━━ Extracted data
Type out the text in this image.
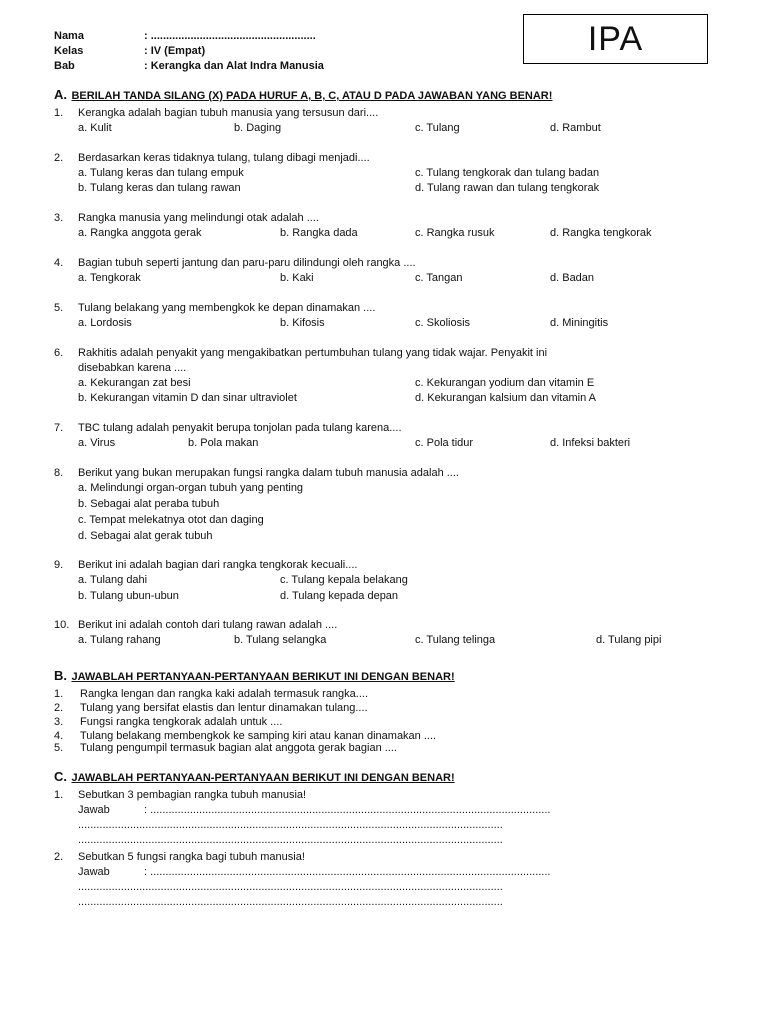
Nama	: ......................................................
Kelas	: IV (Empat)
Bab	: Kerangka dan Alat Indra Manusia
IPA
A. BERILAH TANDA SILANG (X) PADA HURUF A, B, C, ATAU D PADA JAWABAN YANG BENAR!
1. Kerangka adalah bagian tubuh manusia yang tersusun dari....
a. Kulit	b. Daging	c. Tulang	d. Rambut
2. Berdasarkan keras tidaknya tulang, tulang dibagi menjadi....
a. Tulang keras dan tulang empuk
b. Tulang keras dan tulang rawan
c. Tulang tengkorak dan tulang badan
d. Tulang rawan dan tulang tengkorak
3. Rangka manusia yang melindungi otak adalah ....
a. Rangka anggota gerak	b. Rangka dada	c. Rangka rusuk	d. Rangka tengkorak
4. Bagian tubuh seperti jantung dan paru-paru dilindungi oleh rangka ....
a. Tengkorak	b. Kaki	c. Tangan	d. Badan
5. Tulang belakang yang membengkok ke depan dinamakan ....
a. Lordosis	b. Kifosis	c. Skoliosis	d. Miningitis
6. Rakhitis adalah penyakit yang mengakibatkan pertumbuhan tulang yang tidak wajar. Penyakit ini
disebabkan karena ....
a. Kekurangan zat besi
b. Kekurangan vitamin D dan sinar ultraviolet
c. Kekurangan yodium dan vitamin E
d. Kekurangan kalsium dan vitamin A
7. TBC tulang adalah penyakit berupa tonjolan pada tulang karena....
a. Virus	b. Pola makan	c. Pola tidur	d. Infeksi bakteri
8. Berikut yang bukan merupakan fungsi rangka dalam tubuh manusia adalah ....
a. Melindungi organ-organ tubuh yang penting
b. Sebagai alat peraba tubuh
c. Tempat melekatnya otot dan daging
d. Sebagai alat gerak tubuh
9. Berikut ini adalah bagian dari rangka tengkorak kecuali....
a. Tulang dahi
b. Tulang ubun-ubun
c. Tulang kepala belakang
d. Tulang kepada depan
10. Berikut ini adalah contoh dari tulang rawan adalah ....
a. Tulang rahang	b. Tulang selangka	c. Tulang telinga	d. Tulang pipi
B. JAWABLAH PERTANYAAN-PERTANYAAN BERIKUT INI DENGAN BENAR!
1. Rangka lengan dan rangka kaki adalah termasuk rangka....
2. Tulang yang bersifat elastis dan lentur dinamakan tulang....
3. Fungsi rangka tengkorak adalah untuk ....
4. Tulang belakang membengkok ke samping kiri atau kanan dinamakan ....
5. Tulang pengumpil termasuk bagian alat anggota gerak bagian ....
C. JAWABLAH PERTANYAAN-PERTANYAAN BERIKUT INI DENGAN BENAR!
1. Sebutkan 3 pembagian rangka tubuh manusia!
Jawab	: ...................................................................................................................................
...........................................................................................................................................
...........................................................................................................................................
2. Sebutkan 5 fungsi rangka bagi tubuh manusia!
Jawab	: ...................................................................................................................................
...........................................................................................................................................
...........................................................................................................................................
━━━━
━━ Extracted data
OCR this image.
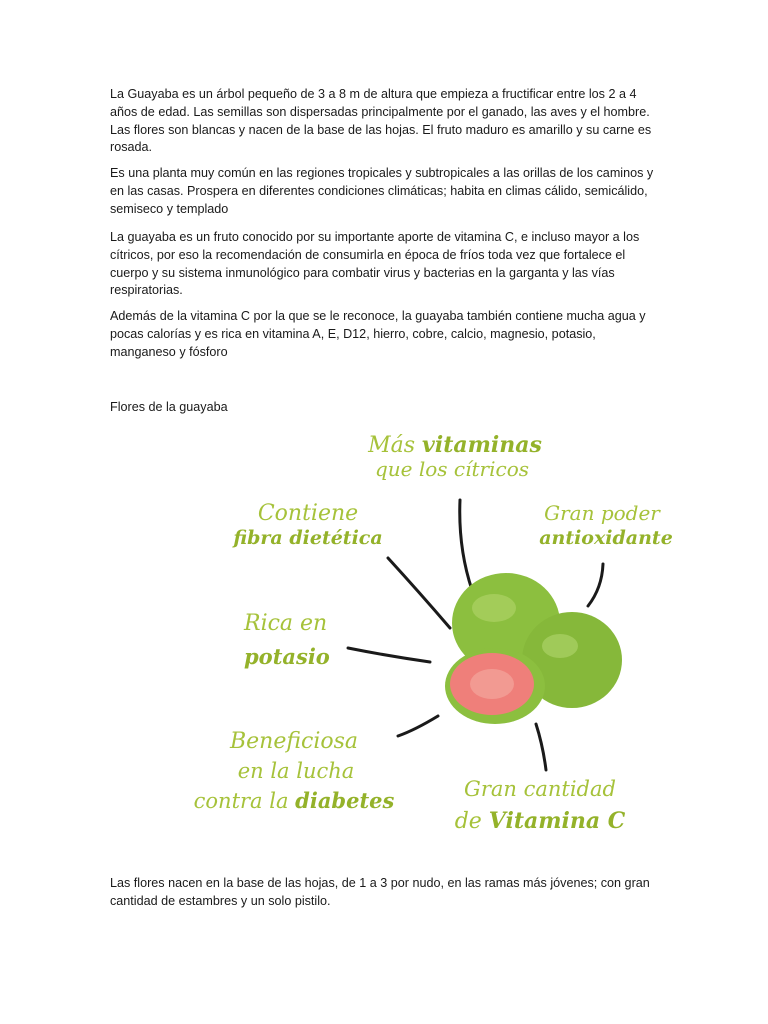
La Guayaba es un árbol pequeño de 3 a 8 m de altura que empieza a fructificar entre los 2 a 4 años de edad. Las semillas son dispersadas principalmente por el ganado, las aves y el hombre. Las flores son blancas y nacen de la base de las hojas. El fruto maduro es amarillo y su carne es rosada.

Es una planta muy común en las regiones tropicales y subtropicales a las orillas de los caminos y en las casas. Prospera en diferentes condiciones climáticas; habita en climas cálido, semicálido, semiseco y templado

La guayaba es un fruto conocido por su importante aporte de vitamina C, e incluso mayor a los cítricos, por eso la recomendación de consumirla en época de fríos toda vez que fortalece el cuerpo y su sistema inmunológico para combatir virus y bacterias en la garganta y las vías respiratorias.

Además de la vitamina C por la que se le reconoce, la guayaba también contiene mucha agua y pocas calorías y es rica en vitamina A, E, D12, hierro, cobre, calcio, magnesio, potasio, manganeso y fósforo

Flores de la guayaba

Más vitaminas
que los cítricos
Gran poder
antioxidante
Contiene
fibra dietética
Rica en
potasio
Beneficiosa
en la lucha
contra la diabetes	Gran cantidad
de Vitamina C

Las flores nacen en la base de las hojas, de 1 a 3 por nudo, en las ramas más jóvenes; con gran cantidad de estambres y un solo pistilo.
━━━━
━━ Extracted data
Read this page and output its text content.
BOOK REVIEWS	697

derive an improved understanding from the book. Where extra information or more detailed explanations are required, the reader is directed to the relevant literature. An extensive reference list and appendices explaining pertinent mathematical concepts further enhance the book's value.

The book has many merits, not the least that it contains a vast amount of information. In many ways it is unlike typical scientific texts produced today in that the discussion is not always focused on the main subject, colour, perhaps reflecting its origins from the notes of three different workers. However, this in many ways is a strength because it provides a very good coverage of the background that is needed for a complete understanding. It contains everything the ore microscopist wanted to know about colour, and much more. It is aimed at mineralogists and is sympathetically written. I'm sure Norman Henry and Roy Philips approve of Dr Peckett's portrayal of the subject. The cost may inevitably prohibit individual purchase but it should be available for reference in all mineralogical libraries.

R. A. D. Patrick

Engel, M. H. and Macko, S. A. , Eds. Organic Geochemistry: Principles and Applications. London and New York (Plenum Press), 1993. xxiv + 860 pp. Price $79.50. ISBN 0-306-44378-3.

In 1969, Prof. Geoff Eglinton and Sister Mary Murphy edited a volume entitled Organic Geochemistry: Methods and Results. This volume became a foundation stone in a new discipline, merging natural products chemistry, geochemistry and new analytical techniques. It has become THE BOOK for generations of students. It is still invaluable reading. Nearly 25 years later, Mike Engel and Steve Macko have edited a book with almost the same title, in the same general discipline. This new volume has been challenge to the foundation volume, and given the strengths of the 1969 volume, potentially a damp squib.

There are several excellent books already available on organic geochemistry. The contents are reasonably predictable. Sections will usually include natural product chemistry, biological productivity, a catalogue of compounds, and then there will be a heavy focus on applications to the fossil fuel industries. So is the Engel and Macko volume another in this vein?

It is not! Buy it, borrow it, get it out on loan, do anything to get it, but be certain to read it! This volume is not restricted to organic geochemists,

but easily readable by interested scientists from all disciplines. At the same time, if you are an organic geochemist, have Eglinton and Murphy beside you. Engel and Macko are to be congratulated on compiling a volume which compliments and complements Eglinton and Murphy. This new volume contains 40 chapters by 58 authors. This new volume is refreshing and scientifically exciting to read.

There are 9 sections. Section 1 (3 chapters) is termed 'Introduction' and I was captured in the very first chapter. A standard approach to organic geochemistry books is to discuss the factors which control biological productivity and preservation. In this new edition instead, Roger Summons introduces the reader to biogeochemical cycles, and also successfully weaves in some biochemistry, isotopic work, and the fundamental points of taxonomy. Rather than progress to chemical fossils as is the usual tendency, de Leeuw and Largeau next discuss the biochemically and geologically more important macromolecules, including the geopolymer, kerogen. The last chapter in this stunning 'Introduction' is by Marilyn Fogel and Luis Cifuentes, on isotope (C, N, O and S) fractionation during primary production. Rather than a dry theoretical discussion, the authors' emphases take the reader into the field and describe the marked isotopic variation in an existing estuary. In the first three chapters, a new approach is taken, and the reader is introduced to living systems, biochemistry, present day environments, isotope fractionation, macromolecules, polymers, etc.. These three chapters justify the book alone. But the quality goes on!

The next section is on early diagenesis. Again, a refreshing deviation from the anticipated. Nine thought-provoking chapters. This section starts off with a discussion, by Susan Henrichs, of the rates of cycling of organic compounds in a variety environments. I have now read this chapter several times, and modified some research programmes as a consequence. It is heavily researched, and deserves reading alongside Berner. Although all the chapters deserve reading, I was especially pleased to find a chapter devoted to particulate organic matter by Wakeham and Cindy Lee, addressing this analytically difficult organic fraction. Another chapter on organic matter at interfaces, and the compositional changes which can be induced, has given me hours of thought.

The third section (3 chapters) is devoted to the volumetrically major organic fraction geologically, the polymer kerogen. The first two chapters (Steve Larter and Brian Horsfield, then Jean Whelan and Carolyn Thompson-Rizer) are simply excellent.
━━━━
Wherever the word "cítricos" appears in a line of the data above, copy that line.

La guayaba es un fruto conocido por su importante aporte de vitamina C, e incluso mayor a los cítricos, por eso la recomendación de consumirla en época de fríos toda vez que fortalece el cuerpo y su sistema inmunológico para combatir virus y bacterias en la garganta y las vías respiratorias.
que los cítricos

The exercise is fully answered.